PROBLEMS TO WORK ON:
a. Decide whether each statement agrees with the guide to the three white soldiers candlestick pattern. Answer yes or no, and quote the words of the guide that settle it. (i) The pattern appears after an uptrend. (ii) The pattern consists of three long-bodied bullish candlesticks that appear one after another. (iii) The candles in the pattern should have long wicks.
b. According to the guide to the three white soldiers pattern, what do the relatively short wicks of the three candles reflect?
c. Resume the guide to the three white soldiers candlestick pattern, starting after its last sentence.

What is the three white soldiers candlestick pattern?

The three white soldiers candlestick pattern is a bullish reversal signal that appears after a downtrend – indicating a potential shift in sentiment from bearish to bullish. Explore the pattern’s characteristics and how to trade it via CFDs, with examples, in our guide.
What is the three white soldiers pattern?
The three white soldiers pattern is a candlestick formation that may emerge at the end of a downtrend, signalling a potential reversal from bearish to bullish.
It’s made up of three long‑bodied bullish candlesticks that appear consecutively. Each candle typically opens within or near the body of the preceding candle and closes progressively higher – ideally above the previous candle’s close. The pattern typically forms after sustained bearish price action.
All three candles should have relatively short wicks, reflecting consistent buying pressure throughout each session.

SUPPLIED INFORMATION:
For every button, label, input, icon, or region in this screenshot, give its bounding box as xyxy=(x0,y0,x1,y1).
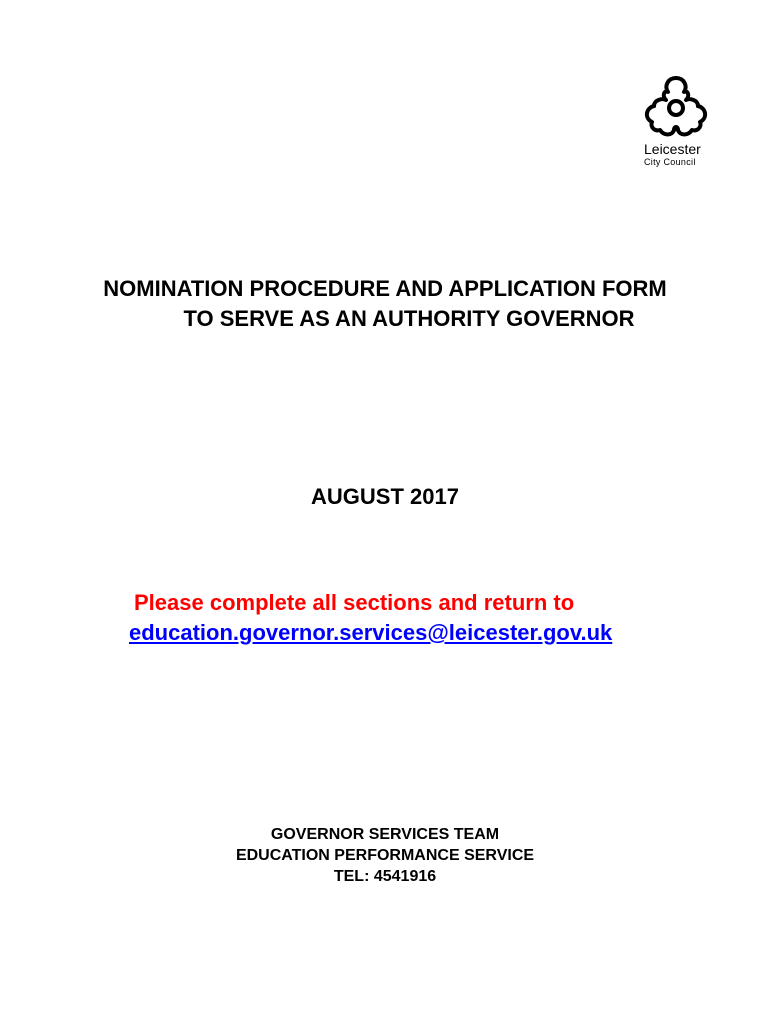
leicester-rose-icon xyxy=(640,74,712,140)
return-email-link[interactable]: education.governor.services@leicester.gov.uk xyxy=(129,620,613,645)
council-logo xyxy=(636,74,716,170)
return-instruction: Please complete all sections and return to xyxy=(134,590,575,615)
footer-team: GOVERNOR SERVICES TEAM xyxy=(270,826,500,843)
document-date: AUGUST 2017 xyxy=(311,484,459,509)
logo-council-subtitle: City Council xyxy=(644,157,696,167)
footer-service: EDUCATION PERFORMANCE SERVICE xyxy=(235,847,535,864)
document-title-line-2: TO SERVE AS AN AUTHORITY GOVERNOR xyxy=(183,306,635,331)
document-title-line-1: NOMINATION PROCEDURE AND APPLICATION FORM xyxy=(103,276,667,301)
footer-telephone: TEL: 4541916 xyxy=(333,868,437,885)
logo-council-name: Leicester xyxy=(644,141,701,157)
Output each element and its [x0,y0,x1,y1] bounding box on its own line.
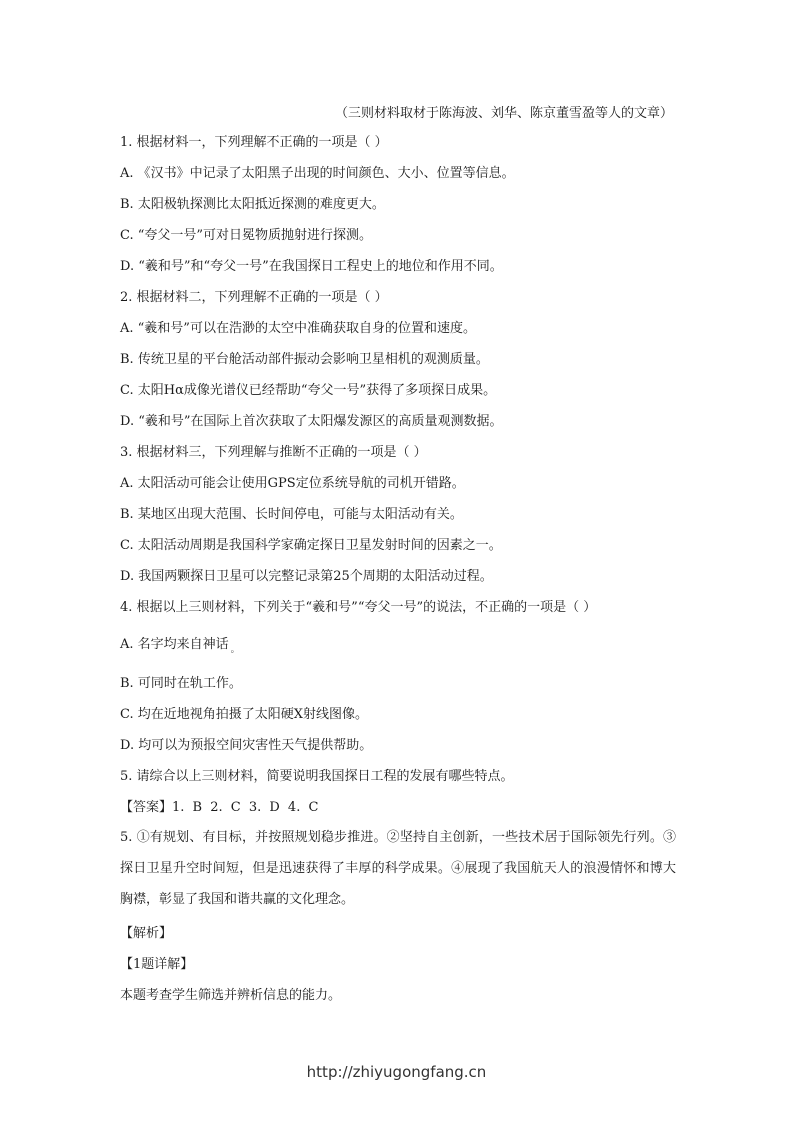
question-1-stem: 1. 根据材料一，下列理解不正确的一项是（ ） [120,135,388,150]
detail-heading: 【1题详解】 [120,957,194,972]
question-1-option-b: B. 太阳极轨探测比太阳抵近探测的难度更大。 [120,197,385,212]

EXPECTED ANSWERS:
a.
(i) No: "a bullish reversal signal that appears after a downtrend"
(ii) Yes: "It’s made up of three long‑bodied bullish candlesticks that appear consecutively."
(iii) No: "All three candles should have relatively short wicks"

b. They reflect consistent buying pressure throughout each session.

c.
Rules and characteristics
Three consecutive bullish candlesticks
The pattern consists of three back‑to‑back bullish candlesticks. Each candle should close near its high, with a short upper wick – due to sustained buying pressure throughout the session.
Opens within the body of the previous candle
Each candle opens within the real body (the open‑close range) of the previous candle. This overlap is a key feature – it suggests continued buyer interest without sudden price gaps.
Progressive higher closes
Each candle closes higher than the previous one. The overall progression should be smooth – long lower shadows or indecisive candles may weaken the signal.
Forms after a downtrend or pullback
The pattern is most meaningful when it appears after a clear downtrend or significant pullback. In this context, it acts as a potential bullish reversal signal. If it appears during an extended uptrend, it may instead reflect a continuation rather than a reversal.
Volume and confirmation
Volume confirmation suggests increased participation by buyers, which may help reduce the risk of a false breakout. Some traders also look for supporting indicators such as an RSI reading crossing above 30, or moving‑average convergence, for additional context.
How to identify the pattern in real-time
To identify the three white soldiers candlestick pattern in live market conditions, look for a clear sequence of three bullish candlesticks that meet the core formation criteria – especially during or just after a downtrend.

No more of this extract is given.